Repeat the material below exactly, line for line.
>>
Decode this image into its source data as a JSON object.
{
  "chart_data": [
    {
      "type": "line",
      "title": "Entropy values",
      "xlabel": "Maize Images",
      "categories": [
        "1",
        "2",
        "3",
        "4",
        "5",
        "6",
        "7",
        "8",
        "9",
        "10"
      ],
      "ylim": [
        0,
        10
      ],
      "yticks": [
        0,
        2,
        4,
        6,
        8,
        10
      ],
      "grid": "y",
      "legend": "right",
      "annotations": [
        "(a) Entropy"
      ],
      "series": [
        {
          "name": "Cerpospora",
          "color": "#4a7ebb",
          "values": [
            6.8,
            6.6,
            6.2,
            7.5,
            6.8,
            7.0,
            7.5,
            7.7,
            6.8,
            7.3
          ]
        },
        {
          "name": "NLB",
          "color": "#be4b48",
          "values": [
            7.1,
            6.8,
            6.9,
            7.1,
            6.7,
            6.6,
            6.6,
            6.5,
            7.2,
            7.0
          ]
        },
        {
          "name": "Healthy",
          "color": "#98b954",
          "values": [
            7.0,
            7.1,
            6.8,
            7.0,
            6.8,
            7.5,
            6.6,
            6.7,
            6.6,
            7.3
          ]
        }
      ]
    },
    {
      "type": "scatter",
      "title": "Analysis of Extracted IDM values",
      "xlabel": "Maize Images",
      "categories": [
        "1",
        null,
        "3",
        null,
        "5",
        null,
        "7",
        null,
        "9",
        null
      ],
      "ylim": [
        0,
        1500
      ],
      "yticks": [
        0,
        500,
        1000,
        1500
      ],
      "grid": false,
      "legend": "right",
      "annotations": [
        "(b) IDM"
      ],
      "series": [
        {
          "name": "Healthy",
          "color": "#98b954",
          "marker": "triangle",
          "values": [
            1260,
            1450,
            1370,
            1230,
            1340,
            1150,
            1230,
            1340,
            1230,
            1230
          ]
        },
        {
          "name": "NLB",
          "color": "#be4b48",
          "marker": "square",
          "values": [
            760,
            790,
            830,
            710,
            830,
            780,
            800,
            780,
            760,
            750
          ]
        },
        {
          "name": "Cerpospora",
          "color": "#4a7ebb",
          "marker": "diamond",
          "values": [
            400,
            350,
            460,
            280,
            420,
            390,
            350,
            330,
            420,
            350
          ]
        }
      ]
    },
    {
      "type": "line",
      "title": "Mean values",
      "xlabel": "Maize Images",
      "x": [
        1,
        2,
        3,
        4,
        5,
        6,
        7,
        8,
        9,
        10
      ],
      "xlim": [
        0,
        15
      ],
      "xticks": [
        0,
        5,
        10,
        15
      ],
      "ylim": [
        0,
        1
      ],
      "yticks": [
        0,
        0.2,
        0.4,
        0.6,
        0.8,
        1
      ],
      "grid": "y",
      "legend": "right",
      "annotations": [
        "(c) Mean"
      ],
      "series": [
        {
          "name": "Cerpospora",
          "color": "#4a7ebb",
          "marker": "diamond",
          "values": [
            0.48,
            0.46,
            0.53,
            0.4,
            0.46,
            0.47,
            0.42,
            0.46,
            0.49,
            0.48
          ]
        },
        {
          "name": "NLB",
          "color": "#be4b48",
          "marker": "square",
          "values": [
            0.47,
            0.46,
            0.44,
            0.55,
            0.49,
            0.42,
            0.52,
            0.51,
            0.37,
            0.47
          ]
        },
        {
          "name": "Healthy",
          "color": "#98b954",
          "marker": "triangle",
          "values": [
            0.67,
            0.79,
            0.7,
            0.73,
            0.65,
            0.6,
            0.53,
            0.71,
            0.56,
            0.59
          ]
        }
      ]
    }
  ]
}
<<
> **Response**
Decode this image into its source data as a JSON object.
{
  "chart_data": [
    {
      "type": "line",
      "title": "Entropy values",
      "xlabel": "Maize Images",
      "categories": [
        "1",
        "2",
        "3",
        "4",
        "5",
        "6",
        "7",
        "8",
        "9",
        "10"
      ],
      "ylim": [
        0,
        10
      ],
      "yticks": [
        0,
        2,
        4,
        6,
        8,
        10
      ],
      "grid": "y",
      "legend": "right",
      "annotations": [
        "(a) Entropy"
      ],
      "series": [
        {
          "name": "Cerpospora",
          "color": "#4a7ebb",
          "values": [
            6.8,
            6.6,
            6.2,
            7.5,
            6.8,
            7.0,
            7.5,
            7.7,
            6.8,
            7.3
          ]
        },
        {
          "name": "NLB",
          "color": "#be4b48",
          "values": [
            7.1,
            6.8,
            6.9,
            7.1,
            6.7,
            6.6,
            6.6,
            6.5,
            7.2,
            7.0
          ]
        },
        {
          "name": "Healthy",
          "color": "#98b954",
          "values": [
            7.0,
            7.1,
            6.8,
            7.0,
            6.8,
            7.5,
            6.6,
            6.7,
            6.6,
            7.3
          ]
        }
      ]
    },
    {
      "type": "scatter",
      "title": "Analysis of Extracted IDM values",
      "xlabel": "Maize Images",
      "categories": [
        "1",
        null,
        "3",
        null,
        "5",
        null,
        "7",
        null,
        "9",
        null
      ],
      "ylim": [
        0,
        1500
      ],
      "yticks": [
        0,
        500,
        1000,
        1500
      ],
      "grid": false,
      "legend": "right",
      "annotations": [
        "(b) IDM"
      ],
      "series": [
        {
          "name": "Healthy",
          "color": "#98b954",
          "marker": "triangle",
          "values": [
            1260,
            1450,
            1370,
            1230,
            1340,
            1150,
            1230,
            1340,
            1230,
            1230
          ]
        },
        {
          "name": "NLB",
          "color": "#be4b48",
          "marker": "square",
          "values": [
            760,
            790,
            830,
            710,
            830,
            780,
            800,
            780,
            760,
            750
          ]
        },
        {
          "name": "Cerpospora",
          "color": "#4a7ebb",
          "marker": "diamond",
          "values": [
            400,
            350,
            460,
            280,
            420,
            390,
            350,
            330,
            420,
            350
          ]
        }
      ]
    },
    {
      "type": "line",
      "title": "Mean values",
      "xlabel": "Maize Images",
      "x": [
        1,
        2,
        3,
        4,
        5,
        6,
        7,
        8,
        9,
        10
      ],
      "xlim": [
        0,
        15
      ],
      "xticks": [
        0,
        5,
        10,
        15
      ],
      "ylim": [
        0,
        1
      ],
      "yticks": [
        0,
        0.2,
        0.4,
        0.6,
        0.8,
        1
      ],
      "grid": "y",
      "legend": "right",
      "annotations": [
        "(c) Mean"
      ],
      "series": [
        {
          "name": "Cerpospora",
          "color": "#4a7ebb",
          "marker": "diamond",
          "values": [
            0.48,
            0.46,
            0.53,
            0.4,
            0.46,
            0.47,
            0.42,
            0.46,
            0.49,
            0.48
          ]
        },
        {
          "name": "NLB",
          "color": "#be4b48",
          "marker": "square",
          "values": [
            0.47,
            0.46,
            0.44,
            0.55,
            0.49,
            0.42,
            0.52,
            0.51,
            0.37,
            0.47
          ]
        },
        {
          "name": "Healthy",
          "color": "#98b954",
          "marker": "triangle",
          "values": [
            0.67,
            0.79,
            0.7,
            0.73,
            0.65,
            0.6,
            0.53,
            0.71,
            0.56,
            0.59
          ]
        }
      ]
    }
  ]
}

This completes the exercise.